Data entries

=======

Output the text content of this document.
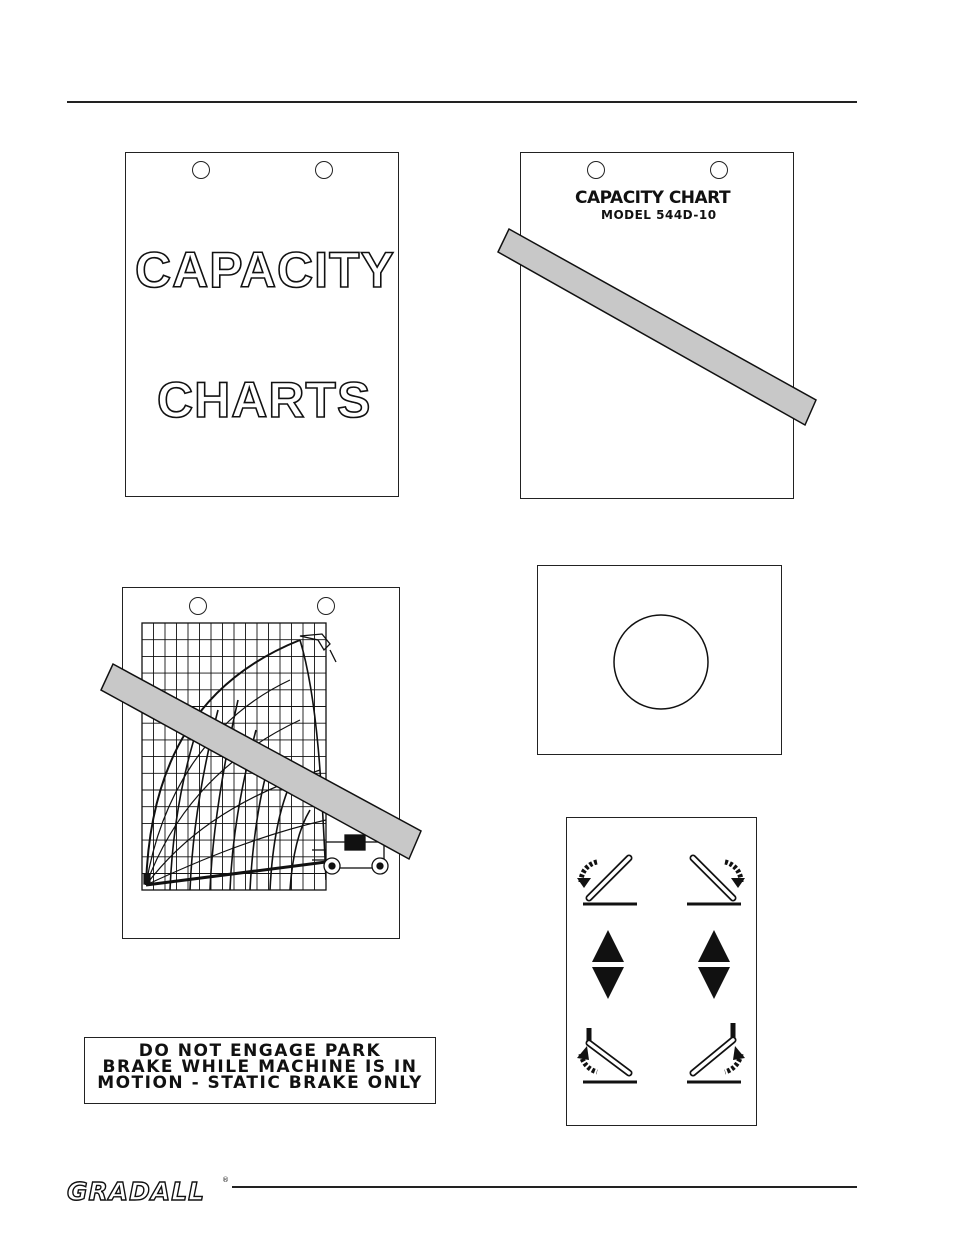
CAPACITY
CHARTS
CAPACITY CHART
MODEL 544D-10
DO NOT ENGAGE PARK
BRAKE WHILE MACHINE IS IN
MOTION - STATIC BRAKE ONLY
GRADALL ®
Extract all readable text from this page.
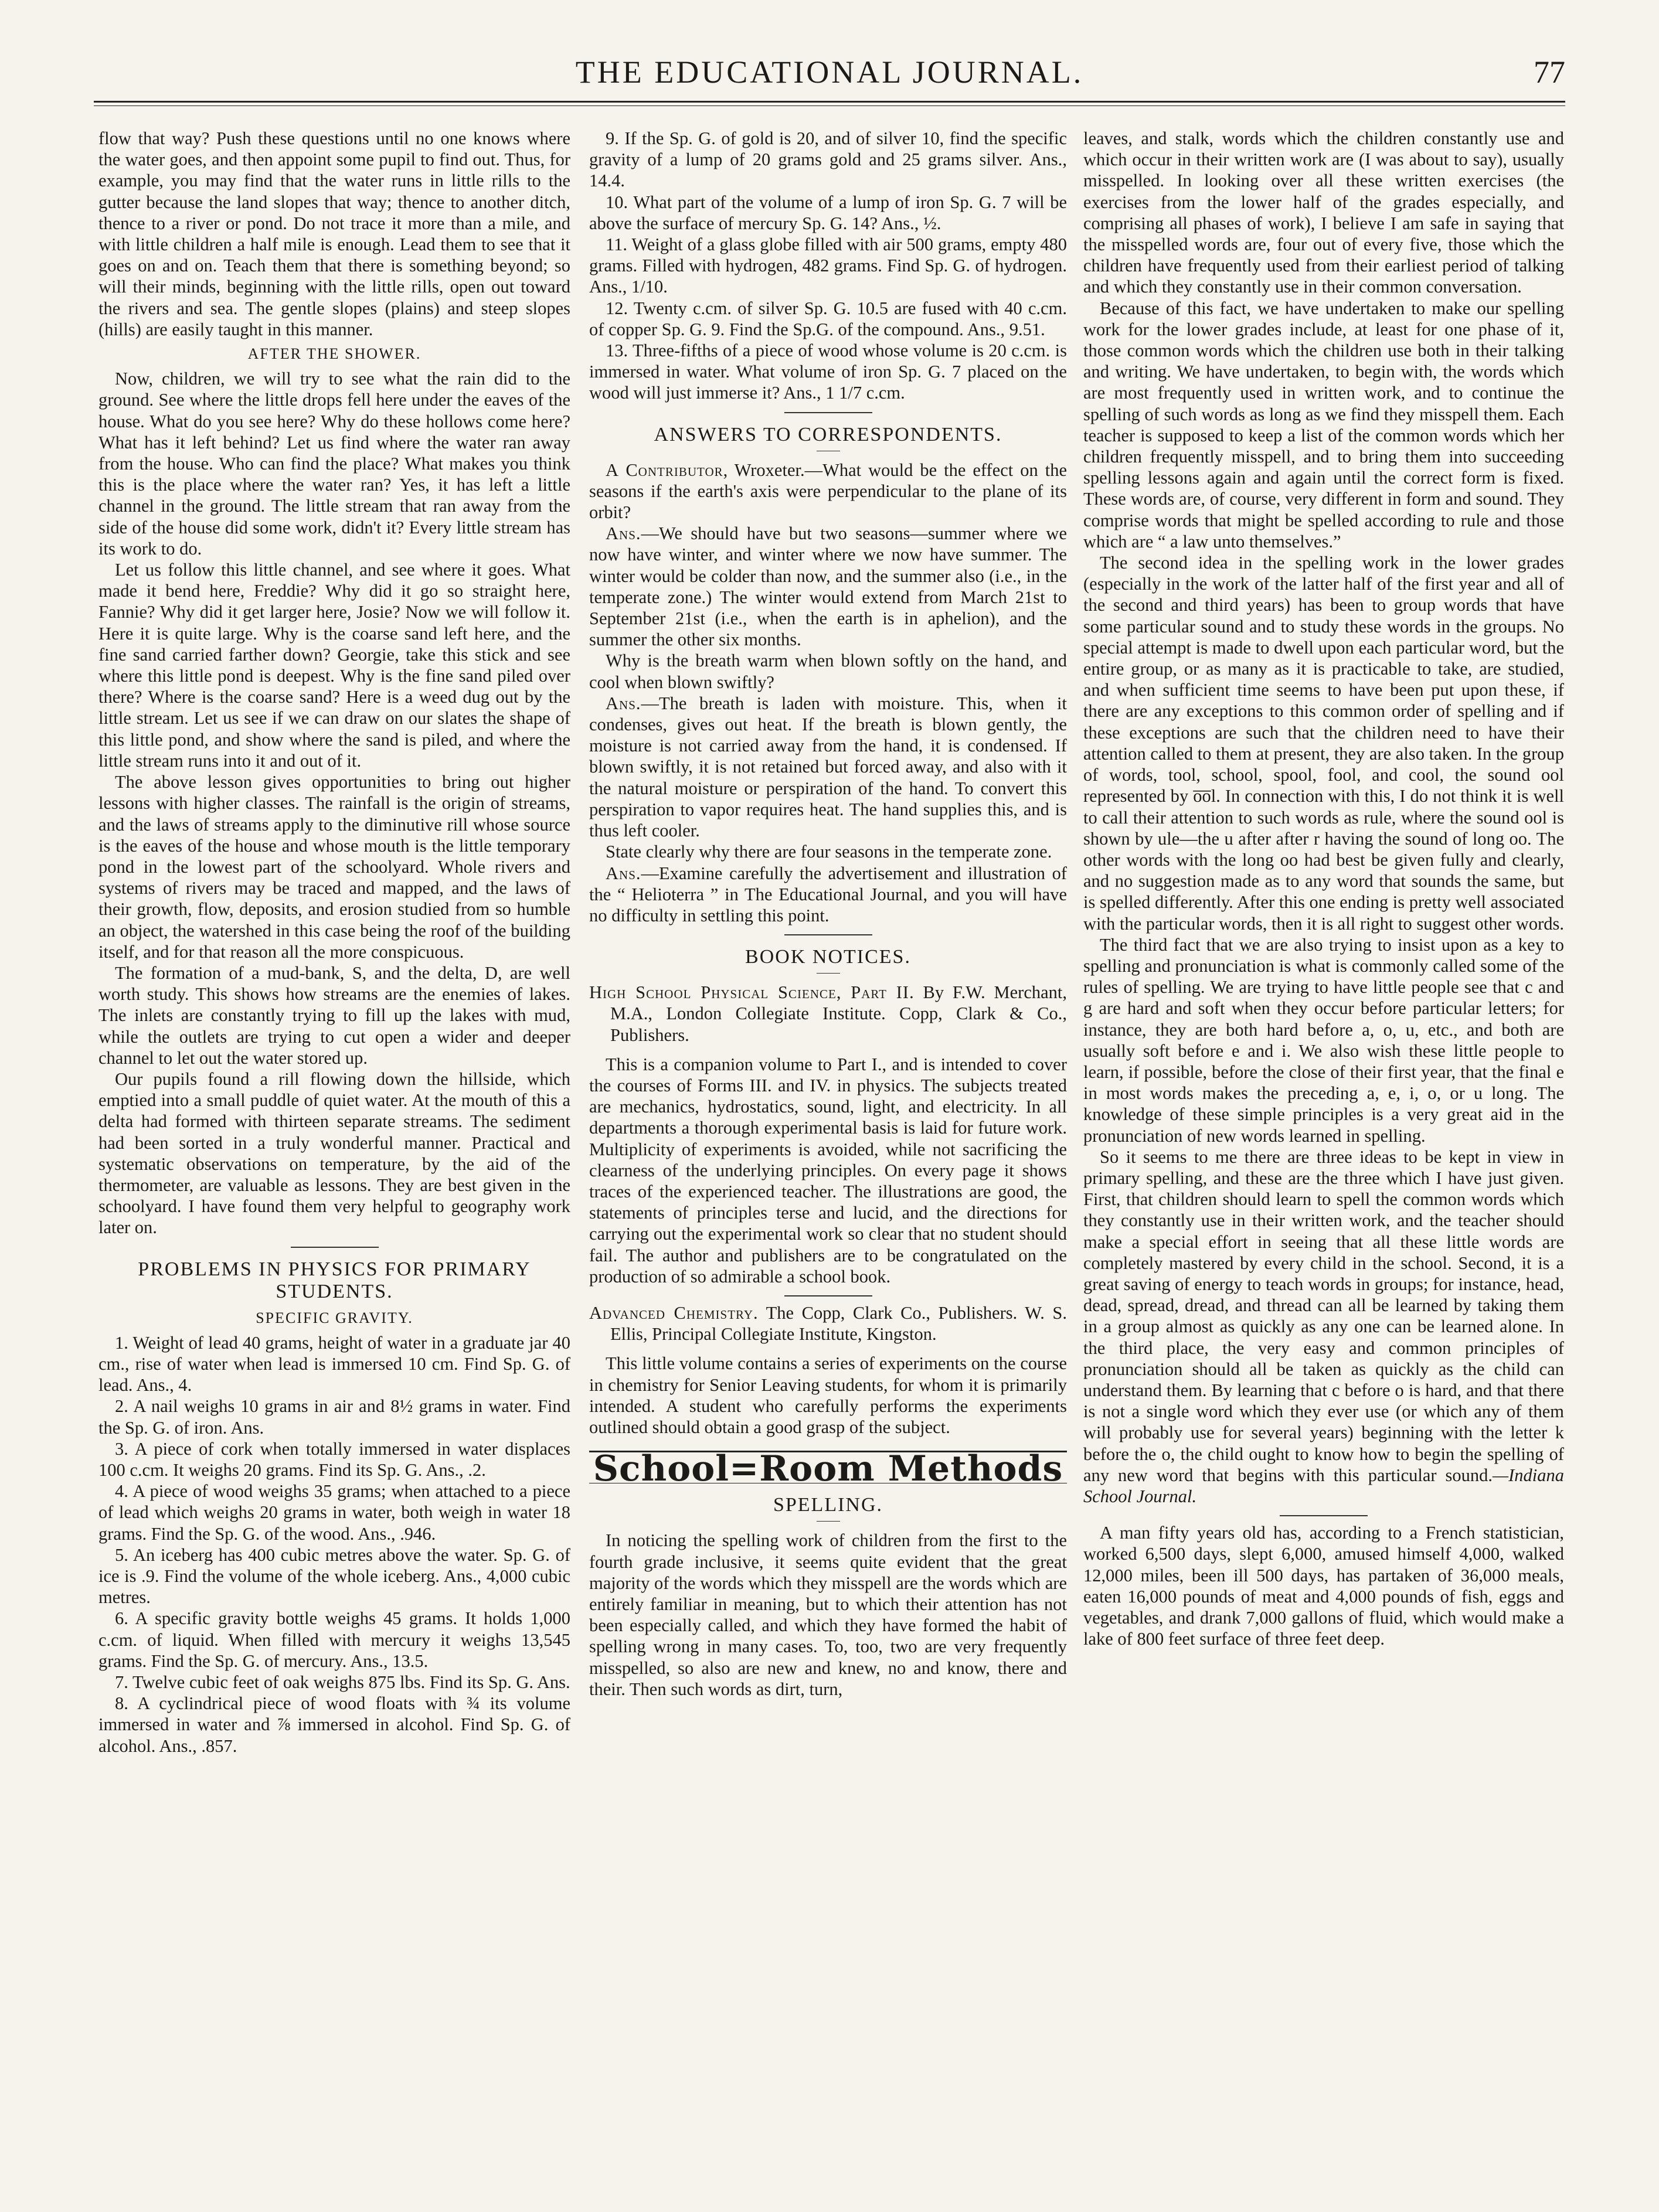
THE EDUCATIONAL JOURNAL.	77

flow that way? Push these questions until no one knows where the water goes, and then appoint some pupil to find out. Thus, for example, you may find that the water runs in little rills to the gutter because the land slopes that way; thence to another ditch, thence to a river or pond. Do not trace it more than a mile, and with little children a half mile is enough. Lead them to see that it goes on and on. Teach them that there is something beyond; so will their minds, beginning with the little rills, open out toward the rivers and sea. The gentle slopes (plains) and steep slopes (hills) are easily taught in this manner.

AFTER THE SHOWER.

Now, children, we will try to see what the rain did to the ground. See where the little drops fell here under the eaves of the house. What do you see here? Why do these hollows come here? What has it left behind? Let us find where the water ran away from the house. Who can find the place? What makes you think this is the place where the water ran? Yes, it has left a little channel in the ground. The little stream that ran away from the side of the house did some work, didn't it? Every little stream has its work to do.

Let us follow this little channel, and see where it goes. What made it bend here, Freddie? Why did it go so straight here, Fannie? Why did it get larger here, Josie? Now we will follow it. Here it is quite large. Why is the coarse sand left here, and the fine sand carried farther down? Georgie, take this stick and see where this little pond is deepest. Why is the fine sand piled over there? Where is the coarse sand? Here is a weed dug out by the little stream. Let us see if we can draw on our slates the shape of this little pond, and show where the sand is piled, and where the little stream runs into it and out of it.

The above lesson gives opportunities to bring out higher lessons with higher classes. The rainfall is the origin of streams, and the laws of streams apply to the diminutive rill whose source is the eaves of the house and whose mouth is the little temporary pond in the lowest part of the schoolyard. Whole rivers and systems of rivers may be traced and mapped, and the laws of their growth, flow, deposits, and erosion studied from so humble an object, the watershed in this case being the roof of the building itself, and for that reason all the more conspicuous.

The formation of a mud-bank, S, and the delta, D, are well worth study. This shows how streams are the enemies of lakes. The inlets are constantly trying to fill up the lakes with mud, while the outlets are trying to cut open a wider and deeper channel to let out the water stored up.

Our pupils found a rill flowing down the hillside, which emptied into a small puddle of quiet water. At the mouth of this a delta had formed with thirteen separate streams. The sediment had been sorted in a truly wonderful manner. Practical and systematic observations on temperature, by the aid of the thermometer, are valuable as lessons. They are best given in the schoolyard. I have found them very helpful to geography work later on.

PROBLEMS IN PHYSICS FOR PRIMARY STUDENTS.
SPECIFIC GRAVITY.

1. Weight of lead 40 grams, height of water in a graduate jar 40 cm., rise of water when lead is immersed 10 cm. Find Sp. G. of lead. Ans., 4.

2. A nail weighs 10 grams in air and 8½ grams in water. Find the Sp. G. of iron. Ans.

3. A piece of cork when totally immersed in water displaces 100 c.cm. It weighs 20 grams. Find its Sp. G. Ans., .2.

4. A piece of wood weighs 35 grams; when attached to a piece of lead which weighs 20 grams in water, both weigh in water 18 grams. Find the Sp. G. of the wood. Ans., .946.

5. An iceberg has 400 cubic metres above the water. Sp. G. of ice is .9. Find the volume of the whole iceberg. Ans., 4,000 cubic metres.

6. A specific gravity bottle weighs 45 grams. It holds 1,000 c.cm. of liquid. When filled with mercury it weighs 13,545 grams. Find the Sp. G. of mercury. Ans., 13.5.

7. Twelve cubic feet of oak weighs 875 lbs. Find its Sp. G. Ans.

8. A cyclindrical piece of wood floats with ¾ its volume immersed in water and ⅞ immersed in alcohol. Find Sp. G. of alcohol. Ans., .857.

9. If the Sp. G. of gold is 20, and of silver 10, find the specific gravity of a lump of 20 grams gold and 25 grams silver. Ans., 14.4.

10. What part of the volume of a lump of iron Sp. G. 7 will be above the surface of mercury Sp. G. 14? Ans., ½.

11. Weight of a glass globe filled with air 500 grams, empty 480 grams. Filled with hydrogen, 482 grams. Find Sp. G. of hydrogen. Ans., 1/10.

12. Twenty c.cm. of silver Sp. G. 10.5 are fused with 40 c.cm. of copper Sp. G. 9. Find the Sp.G. of the compound. Ans., 9.51.

13. Three-fifths of a piece of wood whose volume is 20 c.cm. is immersed in water. What volume of iron Sp. G. 7 placed on the wood will just immerse it? Ans., 1 1/7 c.cm.

ANSWERS TO CORRESPONDENTS.

A Contributor, Wroxeter.—What would be the effect on the seasons if the earth's axis were perpendicular to the plane of its orbit?

Ans.—We should have but two seasons—summer where we now have winter, and winter where we now have summer. The winter would be colder than now, and the summer also (i.e., in the temperate zone.) The winter would extend from March 21st to September 21st (i.e., when the earth is in aphelion), and the summer the other six months.

Why is the breath warm when blown softly on the hand, and cool when blown swiftly?

Ans.—The breath is laden with moisture. This, when it condenses, gives out heat. If the breath is blown gently, the moisture is not carried away from the hand, it is condensed. If blown swiftly, it is not retained but forced away, and also with it the natural moisture or perspiration of the hand. To convert this perspiration to vapor requires heat. The hand supplies this, and is thus left cooler.

State clearly why there are four seasons in the temperate zone.

Ans.—Examine carefully the advertisement and illustration of the “ Helioterra ” in The Educational Journal, and you will have no difficulty in settling this point.

BOOK NOTICES.

High School Physical Science, Part II. By F.W. Merchant, M.A., London Collegiate Institute. Copp, Clark & Co., Publishers.

This is a companion volume to Part I., and is intended to cover the courses of Forms III. and IV. in physics. The subjects treated are mechanics, hydrostatics, sound, light, and electricity. In all departments a thorough experimental basis is laid for future work. Multiplicity of experiments is avoided, while not sacrificing the clearness of the underlying principles. On every page it shows traces of the experienced teacher. The illustrations are good, the statements of principles terse and lucid, and the directions for carrying out the experimental work so clear that no student should fail. The author and publishers are to be congratulated on the production of so admirable a school book.

Advanced Chemistry. The Copp, Clark Co., Publishers. W. S. Ellis, Principal Collegiate Institute, Kingston.

This little volume contains a series of experiments on the course in chemistry for Senior Leaving students, for whom it is primarily intended. A student who carefully performs the experiments outlined should obtain a good grasp of the subject.

School=Room Methods
SPELLING.

In noticing the spelling work of children from the first to the fourth grade inclusive, it seems quite evident that the great majority of the words which they misspell are the words which are entirely familiar in meaning, but to which their attention has not been especially called, and which they have formed the habit of spelling wrong in many cases. To, too, two are very frequently misspelled, so also are new and knew, no and know, there and their. Then such words as dirt, turn,

leaves, and stalk, words which the children constantly use and which occur in their written work are (I was about to say), usually misspelled. In looking over all these written exercises (the exercises from the lower half of the grades especially, and comprising all phases of work), I believe I am safe in saying that the misspelled words are, four out of every five, those which the children have frequently used from their earliest period of talking and which they constantly use in their common conversation.

Because of this fact, we have undertaken to make our spelling work for the lower grades include, at least for one phase of it, those common words which the children use both in their talking and writing. We have undertaken, to begin with, the words which are most frequently used in written work, and to continue the spelling of such words as long as we find they misspell them. Each teacher is supposed to keep a list of the common words which her children frequently misspell, and to bring them into succeeding spelling lessons again and again until the correct form is fixed. These words are, of course, very different in form and sound. They comprise words that might be spelled according to rule and those which are “ a law unto themselves.”

The second idea in the spelling work in the lower grades (especially in the work of the latter half of the first year and all of the second and third years) has been to group words that have some particular sound and to study these words in the groups. No special attempt is made to dwell upon each particular word, but the entire group, or as many as it is practicable to take, are studied, and when sufficient time seems to have been put upon these, if there are any exceptions to this common order of spelling and if these exceptions are such that the children need to have their attention called to them at present, they are also taken. In the group of words, tool, school, spool, fool, and cool, the sound ool represented by o̅o̅l. In connection with this, I do not think it is well to call their attention to such words as rule, where the sound ool is shown by ule—the u after after r having the sound of long oo. The other words with the long oo had best be given fully and clearly, and no suggestion made as to any word that sounds the same, but is spelled differently. After this one ending is pretty well associated with the particular words, then it is all right to suggest other words.

The third fact that we are also trying to insist upon as a key to spelling and pronunciation is what is commonly called some of the rules of spelling. We are trying to have little people see that c and g are hard and soft when they occur before particular letters; for instance, they are both hard before a, o, u, etc., and both are usually soft before e and i. We also wish these little people to learn, if possible, before the close of their first year, that the final e in most words makes the preceding a, e, i, o, or u long. The knowledge of these simple principles is a very great aid in the pronunciation of new words learned in spelling.

So it seems to me there are three ideas to be kept in view in primary spelling, and these are the three which I have just given. First, that children should learn to spell the common words which they constantly use in their written work, and the teacher should make a special effort in seeing that all these little words are completely mastered by every child in the school. Second, it is a great saving of energy to teach words in groups; for instance, head, dead, spread, dread, and thread can all be learned by taking them in a group almost as quickly as any one can be learned alone. In the third place, the very easy and common principles of pronunciation should all be taken as quickly as the child can understand them. By learning that c before o is hard, and that there is not a single word which they ever use (or which any of them will probably use for several years) beginning with the letter k before the o, the child ought to know how to begin the spelling of any new word that begins with this particular sound.—Indiana School Journal.

A man fifty years old has, according to a French statistician, worked 6,500 days, slept 6,000, amused himself 4,000, walked 12,000 miles, been ill 500 days, has partaken of 36,000 meals, eaten 16,000 pounds of meat and 4,000 pounds of fish, eggs and vegetables, and drank 7,000 gallons of fluid, which would make a lake of 800 feet surface of three feet deep.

=======

Given instruction – Search the listing for the word "text". Copy every line in which it occurs.

Result –
Output the text content of this document.
Extract all readable text from this page.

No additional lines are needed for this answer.